→ **PROBLEM**: In the copy, keep every record exact and leave out all images.

*-*-*

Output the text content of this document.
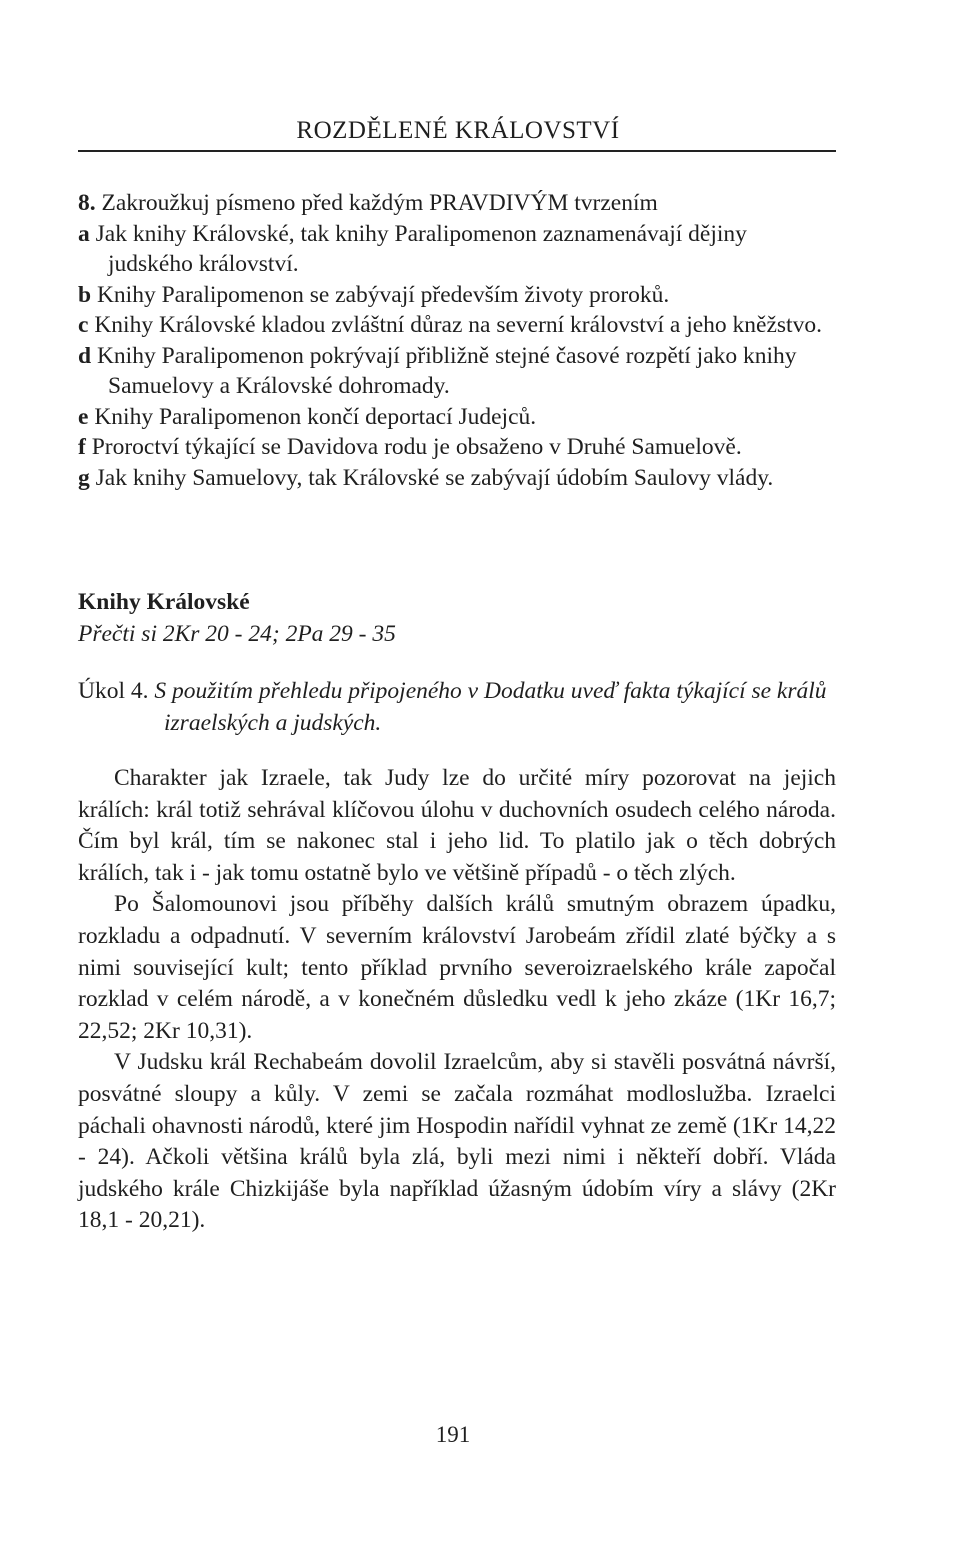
ROZDĚLENÉ KRÁLOVSTVÍ
8. Zakroužkuj písmeno před každým PRAVDIVÝM tvrzením
a Jak knihy Královské, tak knihy Paralipomenon zaznamenávají dějiny judského království.
b Knihy Paralipomenon se zabývají především životy proroků.
c Knihy Královské kladou zvláštní důraz na severní království a jeho kněžstvo.
d Knihy Paralipomenon pokrývají přibližně stejné časové rozpětí jako knihy Samuelovy a Královské dohromady.
e Knihy Paralipomenon končí deportací Judejců.
f Proroctví týkající se Davidova rodu je obsaženo v Druhé Samuelově.
g Jak knihy Samuelovy, tak Královské se zabývají údobím Saulovy vlády.
Knihy Královské
Přečti si 2Kr 20 - 24; 2Pa 29 - 35
Úkol 4. S použitím přehledu připojeného v Dodatku uveď fakta týkající se králů izraelských a judských.

Charakter jak Izraele, tak Judy lze do určité míry pozorovat na jejich králích: král totiž sehrával klíčovou úlohu v duchovních osudech celého národa. Čím byl král, tím se nakonec stal i jeho lid. To platilo jak o těch dobrých králích, tak i - jak tomu ostatně bylo ve většině případů - o těch zlých.

Po Šalomounovi jsou příběhy dalších králů smutným obrazem úpadku, rozkladu a odpadnutí. V severním království Jarobeám zřídil zlaté býčky a s nimi související kult; tento příklad prvního severoizraelského krále započal rozklad v celém národě, a v konečném důsledku vedl k jeho zkáze (1Kr 16,7; 22,52; 2Kr 10,31).

V Judsku král Rechabeám dovolil Izraelcům, aby si stavěli posvátná návrší, posvátné sloupy a kůly. V zemi se začala rozmáhat modloslužba. Izraelci páchali ohavnosti národů, které jim Hospodin nařídil vyhnat ze země (1Kr 14,22 - 24). Ačkoli většina králů byla zlá, byli mezi nimi i někteří dobří. Vláda judského krále Chizkijáše byla například úžasným údobím víry a slávy (2Kr 18,1 - 20,21).

191
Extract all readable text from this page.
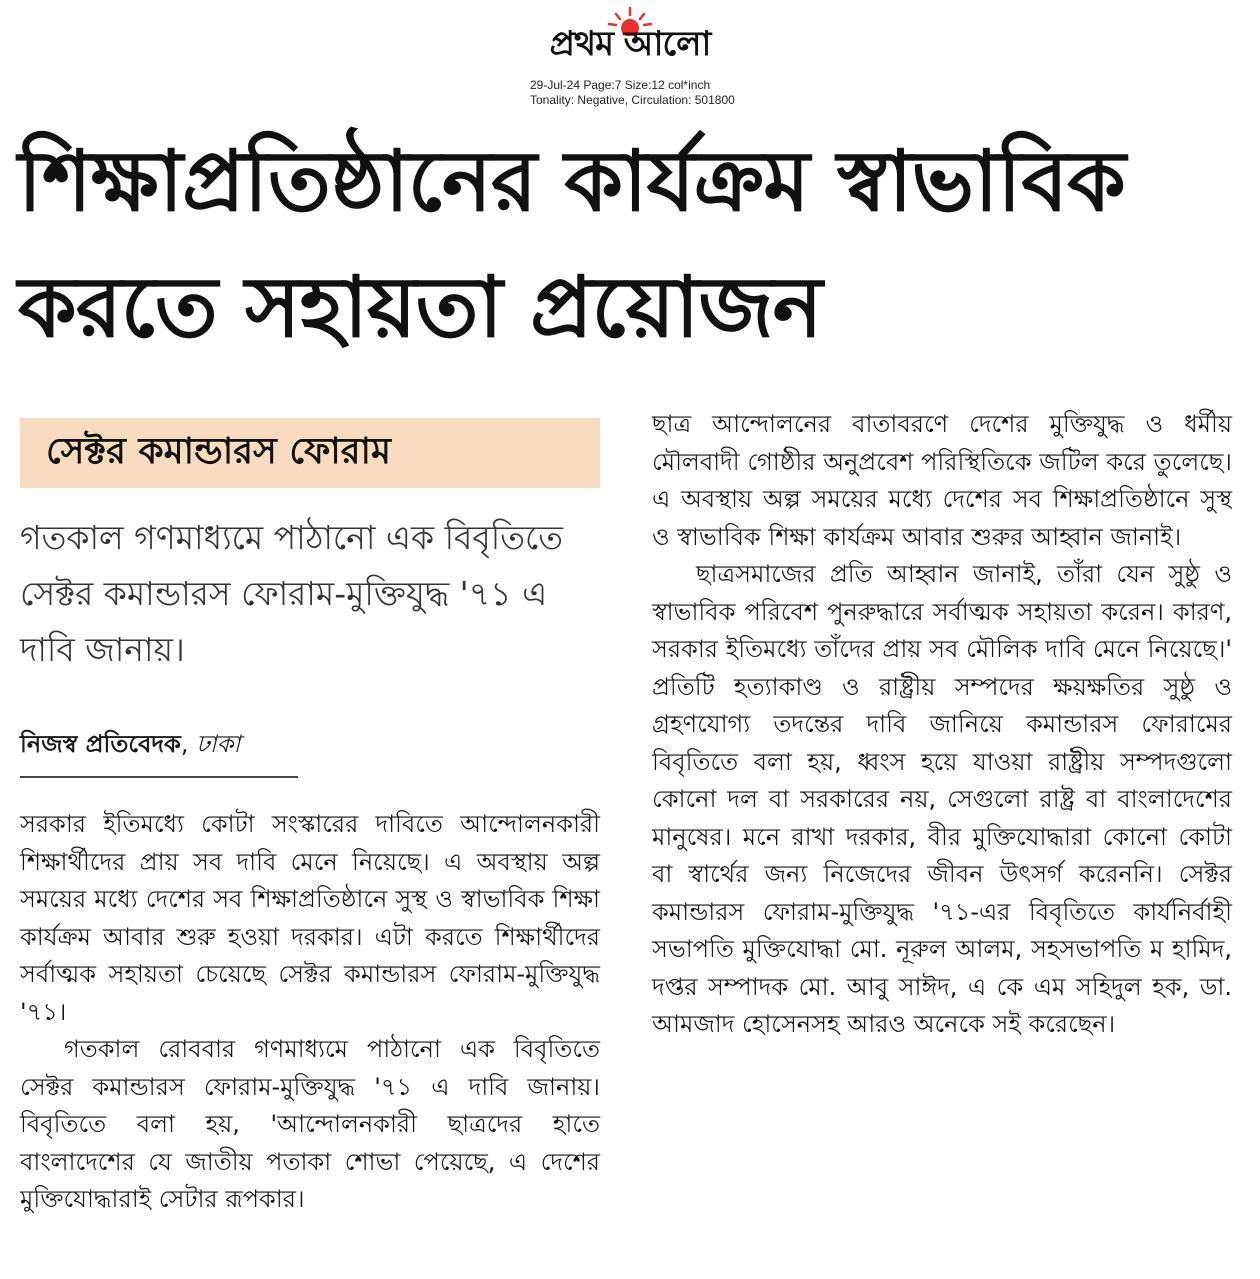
প্রথম আলো
29-Jul-24 Page:7 Size:12 col*inch
Tonality: Negative, Circulation: 501800
শিক্ষাপ্রতিষ্ঠানের কার্যক্রম স্বাভাবিক
করতে সহায়তা প্রয়োজন
সেক্টর কমান্ডারস ফোরাম

গতকাল গণমাধ্যমে পাঠানো এক বিবৃতিতে সেক্টর কমান্ডারস ফোরাম-মুক্তিযুদ্ধ '৭১ এ দাবি জানায়।

নিজস্ব প্রতিবেদক, ঢাকা

সরকার ইতিমধ্যে কোটা সংস্কারের দাবিতে আন্দোলনকারী শিক্ষার্থীদের প্রায় সব দাবি মেনে নিয়েছে। এ অবস্থায় অল্প সময়ের মধ্যে দেশের সব শিক্ষাপ্রতিষ্ঠানে সুস্থ ও স্বাভাবিক শিক্ষা কার্যক্রম আবার শুরু হওয়া দরকার। এটা করতে শিক্ষার্থীদের সর্বাত্মক সহায়তা চেয়েছে সেক্টর কমান্ডারস ফোরাম-মুক্তিযুদ্ধ '৭১।

গতকাল রোববার গণমাধ্যমে পাঠানো এক বিবৃতিতে সেক্টর কমান্ডারস ফোরাম-মুক্তিযুদ্ধ '৭১ এ দাবি জানায়। বিবৃতিতে বলা হয়, 'আন্দোলনকারী ছাত্রদের হাতে বাংলাদেশের যে জাতীয় পতাকা শোভা পেয়েছে, এ দেশের মুক্তিযোদ্ধারাই সেটার রূপকার।

ছাত্র আন্দোলনের বাতাবরণে দেশের মুক্তিযুদ্ধ ও ধর্মীয় মৌলবাদী গোষ্ঠীর অনুপ্রবেশ পরিস্থিতিকে জটিল করে তুলেছে। এ অবস্থায় অল্প সময়ের মধ্যে দেশের সব শিক্ষাপ্রতিষ্ঠানে সুস্থ ও স্বাভাবিক শিক্ষা কার্যক্রম আবার শুরুর আহ্বান জানাই।

ছাত্রসমাজের প্রতি আহ্বান জানাই, তাঁরা যেন সুষ্ঠু ও স্বাভাবিক পরিবেশ পুনরুদ্ধারে সর্বাত্মক সহায়তা করেন। কারণ, সরকার ইতিমধ্যে তাঁদের প্রায় সব মৌলিক দাবি মেনে নিয়েছে।' প্রতিটি হত্যাকাণ্ড ও রাষ্ট্রীয় সম্পদের ক্ষয়ক্ষতির সুষ্ঠু ও গ্রহণযোগ্য তদন্তের দাবি জানিয়ে কমান্ডারস ফোরামের বিবৃতিতে বলা হয়, ধ্বংস হয়ে যাওয়া রাষ্ট্রীয় সম্পদগুলো কোনো দল বা সরকারের নয়, সেগুলো রাষ্ট্র বা বাংলাদেশের মানুষের। মনে রাখা দরকার, বীর মুক্তিযোদ্ধারা কোনো কোটা বা স্বার্থের জন্য নিজেদের জীবন উৎসর্গ করেননি। সেক্টর কমান্ডারস ফোরাম-মুক্তিযুদ্ধ '৭১-এর বিবৃতিতে কার্যনির্বাহী সভাপতি মুক্তিযোদ্ধা মো. নূরুল আলম, সহসভাপতি ম হামিদ, দপ্তর সম্পাদক মো. আবু সাঈদ, এ কে এম সহিদুল হক, ডা. আমজাদ হোসেনসহ আরও অনেকে সই করেছেন।
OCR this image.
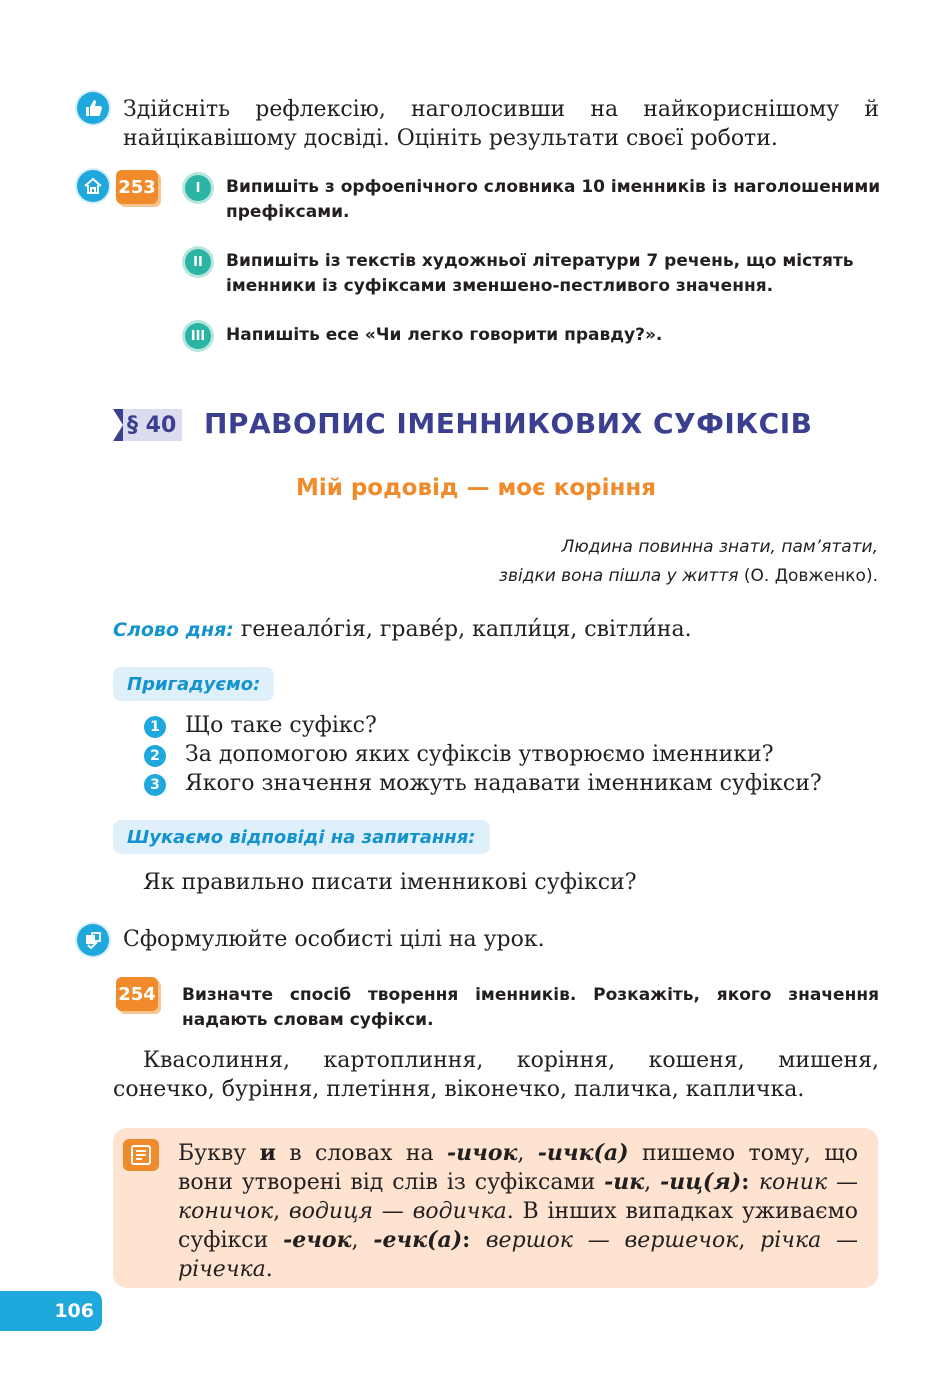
Здійсніть рефлексію, наголосивши на найкориснішому й найцікавішому досвіді. Оцініть результати своєї роботи.
253	I	Випишіть з орфоепічного словника 10 іменників із наголошеними префіксами.
II	Випишіть із текстів художньої літератури 7 речень, що містять іменники із суфіксами зменшено-пестливого значення.
III	Напишіть есе «Чи легко говорити правду?».
§ 40 ПРАВОПИС ІМЕННИКОВИХ СУФІКСІВ
Мій родовід — моє коріння
Людина повинна знати, пам’ятати,
звідки вона пішла у життя (О. Довженко).
Слово дня: генеало́гія, граве́р, капли́ця, світли́на.
Пригадуємо:
1 Що таке суфікс?
2 За допомогою яких суфіксів утворюємо іменники?
3 Якого значення можуть надавати іменникам суфікси?
Шукаємо відповіді на запитання:
Як правильно писати іменникові суфікси?
Сформулюйте особисті цілі на урок.
254 Визначте спосіб творення іменників. Розкажіть, якого значення надають словам суфікси.
Квасолиння, картоплиння, коріння, кошеня, мишеня, сонечко, буріння, плетіння, віконечко, паличка, капличка.
Букву и в словах на -ичок, -ичк(а) пишемо тому, що вони утворені від слів із суфіксами -ик, -иц(я): коник — коничок, водиця — водичка. В інших випадках уживаємо суфікси -ечок, -ечк(а): вершок — вершечок, річка — річечка.
106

*-*-*

→ **FULL OUTPUT**:
Output the text content of this document.
ROZDĚLENÉ KRÁLOVSTVÍ
8. Zakroužkuj písmeno před každým PRAVDIVÝM tvrzením
a Jak knihy Královské, tak knihy Paralipomenon zaznamenávají dějiny judského království.
b Knihy Paralipomenon se zabývají především životy proroků.
c Knihy Královské kladou zvláštní důraz na severní království a jeho kněžstvo.
d Knihy Paralipomenon pokrývají přibližně stejné časové rozpětí jako knihy Samuelovy a Královské dohromady.
e Knihy Paralipomenon končí deportací Judejců.
f Proroctví týkající se Davidova rodu je obsaženo v Druhé Samuelově.
g Jak knihy Samuelovy, tak Královské se zabývají údobím Saulovy vlády.
Knihy Královské
Přečti si 2Kr 20 - 24; 2Pa 29 - 35
Úkol 4. S použitím přehledu připojeného v Dodatku uveď fakta týkající se králů izraelských a judských.

Charakter jak Izraele, tak Judy lze do určité míry pozorovat na jejich králích: král totiž sehrával klíčovou úlohu v duchovních osudech celého národa. Čím byl král, tím se nakonec stal i jeho lid. To platilo jak o těch dobrých králích, tak i - jak tomu ostatně bylo ve většině případů - o těch zlých.

Po Šalomounovi jsou příběhy dalších králů smutným obrazem úpadku, rozkladu a odpadnutí. V severním království Jarobeám zřídil zlaté býčky a s nimi související kult; tento příklad prvního severoizraelského krále započal rozklad v celém národě, a v konečném důsledku vedl k jeho zkáze (1Kr 16,7; 22,52; 2Kr 10,31).

V Judsku král Rechabeám dovolil Izraelcům, aby si stavěli posvátná návrší, posvátné sloupy a kůly. V zemi se začala rozmáhat modloslužba. Izraelci páchali ohavnosti národů, které jim Hospodin nařídil vyhnat ze země (1Kr 14,22 - 24). Ačkoli většina králů byla zlá, byli mezi nimi i někteří dobří. Vláda judského krále Chizkijáše byla například úžasným údobím víry a slávy (2Kr 18,1 - 20,21).

191
Extract all readable text from this page.
প্রথম আলো
29-Jul-24 Page:7 Size:12 col*inch
Tonality: Negative, Circulation: 501800
শিক্ষাপ্রতিষ্ঠানের কার্যক্রম স্বাভাবিক
করতে সহায়তা প্রয়োজন
সেক্টর কমান্ডারস ফোরাম

গতকাল গণমাধ্যমে পাঠানো এক বিবৃতিতে সেক্টর কমান্ডারস ফোরাম-মুক্তিযুদ্ধ '৭১ এ দাবি জানায়।

নিজস্ব প্রতিবেদক, ঢাকা

সরকার ইতিমধ্যে কোটা সংস্কারের দাবিতে আন্দোলনকারী শিক্ষার্থীদের প্রায় সব দাবি মেনে নিয়েছে। এ অবস্থায় অল্প সময়ের মধ্যে দেশের সব শিক্ষাপ্রতিষ্ঠানে সুস্থ ও স্বাভাবিক শিক্ষা কার্যক্রম আবার শুরু হওয়া দরকার। এটা করতে শিক্ষার্থীদের সর্বাত্মক সহায়তা চেয়েছে সেক্টর কমান্ডারস ফোরাম-মুক্তিযুদ্ধ '৭১।

গতকাল রোববার গণমাধ্যমে পাঠানো এক বিবৃতিতে সেক্টর কমান্ডারস ফোরাম-মুক্তিযুদ্ধ '৭১ এ দাবি জানায়। বিবৃতিতে বলা হয়, 'আন্দোলনকারী ছাত্রদের হাতে বাংলাদেশের যে জাতীয় পতাকা শোভা পেয়েছে, এ দেশের মুক্তিযোদ্ধারাই সেটার রূপকার।

ছাত্র আন্দোলনের বাতাবরণে দেশের মুক্তিযুদ্ধ ও ধর্মীয় মৌলবাদী গোষ্ঠীর অনুপ্রবেশ পরিস্থিতিকে জটিল করে তুলেছে। এ অবস্থায় অল্প সময়ের মধ্যে দেশের সব শিক্ষাপ্রতিষ্ঠানে সুস্থ ও স্বাভাবিক শিক্ষা কার্যক্রম আবার শুরুর আহ্বান জানাই।

ছাত্রসমাজের প্রতি আহ্বান জানাই, তাঁরা যেন সুষ্ঠু ও স্বাভাবিক পরিবেশ পুনরুদ্ধারে সর্বাত্মক সহায়তা করেন। কারণ, সরকার ইতিমধ্যে তাঁদের প্রায় সব মৌলিক দাবি মেনে নিয়েছে।' প্রতিটি হত্যাকাণ্ড ও রাষ্ট্রীয় সম্পদের ক্ষয়ক্ষতির সুষ্ঠু ও গ্রহণযোগ্য তদন্তের দাবি জানিয়ে কমান্ডারস ফোরামের বিবৃতিতে বলা হয়, ধ্বংস হয়ে যাওয়া রাষ্ট্রীয় সম্পদগুলো কোনো দল বা সরকারের নয়, সেগুলো রাষ্ট্র বা বাংলাদেশের মানুষের। মনে রাখা দরকার, বীর মুক্তিযোদ্ধারা কোনো কোটা বা স্বার্থের জন্য নিজেদের জীবন উৎসর্গ করেননি। সেক্টর কমান্ডারস ফোরাম-মুক্তিযুদ্ধ '৭১-এর বিবৃতিতে কার্যনির্বাহী সভাপতি মুক্তিযোদ্ধা মো. নূরুল আলম, সহসভাপতি ম হামিদ, দপ্তর সম্পাদক মো. আবু সাঈদ, এ কে এম সহিদুল হক, ডা. আমজাদ হোসেনসহ আরও অনেকে সই করেছেন।
OCR this image.
Здійсніть рефлексію, наголосивши на найкориснішому й найцікавішому досвіді. Оцініть результати своєї роботи.
253	I	Випишіть з орфоепічного словника 10 іменників із наголошеними префіксами.
II	Випишіть із текстів художньої літератури 7 речень, що містять іменники із суфіксами зменшено-пестливого значення.
III	Напишіть есе «Чи легко говорити правду?».
§ 40 ПРАВОПИС ІМЕННИКОВИХ СУФІКСІВ
Мій родовід — моє коріння
Людина повинна знати, пам’ятати,
звідки вона пішла у життя (О. Довженко).
Слово дня: генеало́гія, граве́р, капли́ця, світли́на.
Пригадуємо:
1 Що таке суфікс?
2 За допомогою яких суфіксів утворюємо іменники?
3 Якого значення можуть надавати іменникам суфікси?
Шукаємо відповіді на запитання:
Як правильно писати іменникові суфікси?
Сформулюйте особисті цілі на урок.
254 Визначте спосіб творення іменників. Розкажіть, якого значення надають словам суфікси.
Квасолиння, картоплиння, коріння, кошеня, мишеня, сонечко, буріння, плетіння, віконечко, паличка, капличка.
Букву и в словах на -ичок, -ичк(а) пишемо тому, що вони утворені від слів із суфіксами -ик, -иц(я): коник — коничок, водиця — водичка. В інших випадках уживаємо суфікси -ечок, -ечк(а): вершок — вершечок, річка — річечка.
106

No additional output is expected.